Entries taken from a collection

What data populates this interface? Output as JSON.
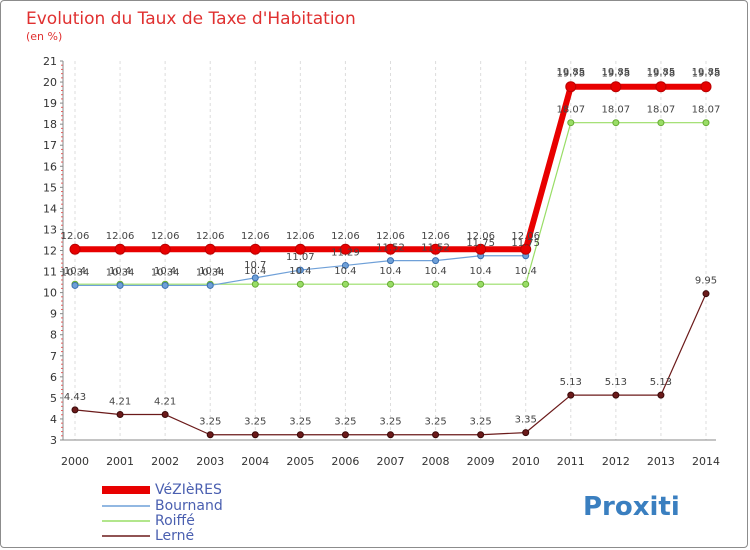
{
  "chart_data": {
    "type": "line",
    "title": "Evolution du Taux de Taxe d'Habitation",
    "subtitle": "(en %)",
    "xlabel": "",
    "ylabel": "",
    "x": [
      2000,
      2001,
      2002,
      2003,
      2004,
      2005,
      2006,
      2007,
      2008,
      2009,
      2010,
      2011,
      2012,
      2013,
      2014
    ],
    "ylim": [
      3,
      21
    ],
    "yticks": [
      3,
      4,
      5,
      6,
      7,
      8,
      9,
      10,
      11,
      12,
      13,
      14,
      15,
      16,
      17,
      18,
      19,
      20,
      21
    ],
    "grid": "vertical dashed",
    "legend_placement": "bottom-left",
    "series": [
      {
        "name": "VéZIèRES",
        "color": "#e80000",
        "values": [
          12.06,
          12.06,
          12.06,
          12.06,
          12.06,
          12.06,
          12.06,
          12.06,
          12.06,
          12.06,
          12.06,
          19.78,
          19.78,
          19.78,
          19.78
        ],
        "labels": [
          "12.06",
          "12.06",
          "12.06",
          "12.06",
          "12.06",
          "12.06",
          "12.06",
          "12.06",
          "12.06",
          "12.06",
          "12.06",
          "19.78",
          "19.78",
          "19.78",
          "19.78"
        ]
      },
      {
        "name": "Bournand",
        "color": "#6fa0d8",
        "values": [
          10.34,
          10.34,
          10.34,
          10.34,
          10.7,
          11.07,
          11.29,
          11.52,
          11.52,
          11.75,
          11.75,
          19.85,
          19.85,
          19.85,
          19.85
        ],
        "labels": [
          "10.34",
          "10.34",
          "10.34",
          "10.34",
          "10.7",
          "11.07",
          "11.29",
          "11.52",
          "11.52",
          "11.75",
          "11.75",
          "19.85",
          "19.85",
          "19.85",
          "19.85"
        ]
      },
      {
        "name": "Roiffé",
        "color": "#99dd66",
        "values": [
          10.4,
          10.4,
          10.4,
          10.4,
          10.4,
          10.4,
          10.4,
          10.4,
          10.4,
          10.4,
          10.4,
          18.07,
          18.07,
          18.07,
          18.07
        ],
        "labels": [
          "10.4",
          "10.4",
          "10.4",
          "10.4",
          "10.4",
          "10.4",
          "10.4",
          "10.4",
          "10.4",
          "10.4",
          "10.4",
          "18.07",
          "18.07",
          "18.07",
          "18.07"
        ]
      },
      {
        "name": "Lerné",
        "color": "#6b1a1a",
        "values": [
          4.43,
          4.21,
          4.21,
          3.25,
          3.25,
          3.25,
          3.25,
          3.25,
          3.25,
          3.25,
          3.35,
          5.13,
          5.13,
          5.13,
          9.95
        ],
        "labels": [
          "4.43",
          "4.21",
          "4.21",
          "3.25",
          "3.25",
          "3.25",
          "3.25",
          "3.25",
          "3.25",
          "3.25",
          "3.35",
          "5.13",
          "5.13",
          "5.13",
          "9.95"
        ]
      }
    ]
  },
  "logo": {
    "text": "Proxiti"
  }
}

What to produce
Every line above should be returned exactly; the pictures stay out.

Output for this exercise
What data populates this interface? Output as JSON.
{
  "chart_data": {
    "type": "line",
    "title": "Evolution du Taux de Taxe d'Habitation",
    "subtitle": "(en %)",
    "xlabel": "",
    "ylabel": "",
    "x": [
      2000,
      2001,
      2002,
      2003,
      2004,
      2005,
      2006,
      2007,
      2008,
      2009,
      2010,
      2011,
      2012,
      2013,
      2014
    ],
    "ylim": [
      3,
      21
    ],
    "yticks": [
      3,
      4,
      5,
      6,
      7,
      8,
      9,
      10,
      11,
      12,
      13,
      14,
      15,
      16,
      17,
      18,
      19,
      20,
      21
    ],
    "grid": "vertical dashed",
    "legend_placement": "bottom-left",
    "series": [
      {
        "name": "VéZIèRES",
        "color": "#e80000",
        "values": [
          12.06,
          12.06,
          12.06,
          12.06,
          12.06,
          12.06,
          12.06,
          12.06,
          12.06,
          12.06,
          12.06,
          19.78,
          19.78,
          19.78,
          19.78
        ],
        "labels": [
          "12.06",
          "12.06",
          "12.06",
          "12.06",
          "12.06",
          "12.06",
          "12.06",
          "12.06",
          "12.06",
          "12.06",
          "12.06",
          "19.78",
          "19.78",
          "19.78",
          "19.78"
        ]
      },
      {
        "name": "Bournand",
        "color": "#6fa0d8",
        "values": [
          10.34,
          10.34,
          10.34,
          10.34,
          10.7,
          11.07,
          11.29,
          11.52,
          11.52,
          11.75,
          11.75,
          19.85,
          19.85,
          19.85,
          19.85
        ],
        "labels": [
          "10.34",
          "10.34",
          "10.34",
          "10.34",
          "10.7",
          "11.07",
          "11.29",
          "11.52",
          "11.52",
          "11.75",
          "11.75",
          "19.85",
          "19.85",
          "19.85",
          "19.85"
        ]
      },
      {
        "name": "Roiffé",
        "color": "#99dd66",
        "values": [
          10.4,
          10.4,
          10.4,
          10.4,
          10.4,
          10.4,
          10.4,
          10.4,
          10.4,
          10.4,
          10.4,
          18.07,
          18.07,
          18.07,
          18.07
        ],
        "labels": [
          "10.4",
          "10.4",
          "10.4",
          "10.4",
          "10.4",
          "10.4",
          "10.4",
          "10.4",
          "10.4",
          "10.4",
          "10.4",
          "18.07",
          "18.07",
          "18.07",
          "18.07"
        ]
      },
      {
        "name": "Lerné",
        "color": "#6b1a1a",
        "values": [
          4.43,
          4.21,
          4.21,
          3.25,
          3.25,
          3.25,
          3.25,
          3.25,
          3.25,
          3.25,
          3.35,
          5.13,
          5.13,
          5.13,
          9.95
        ],
        "labels": [
          "4.43",
          "4.21",
          "4.21",
          "3.25",
          "3.25",
          "3.25",
          "3.25",
          "3.25",
          "3.25",
          "3.25",
          "3.35",
          "5.13",
          "5.13",
          "5.13",
          "9.95"
        ]
      }
    ]
  },
  "logo": {
    "text": "Proxiti"
  }
}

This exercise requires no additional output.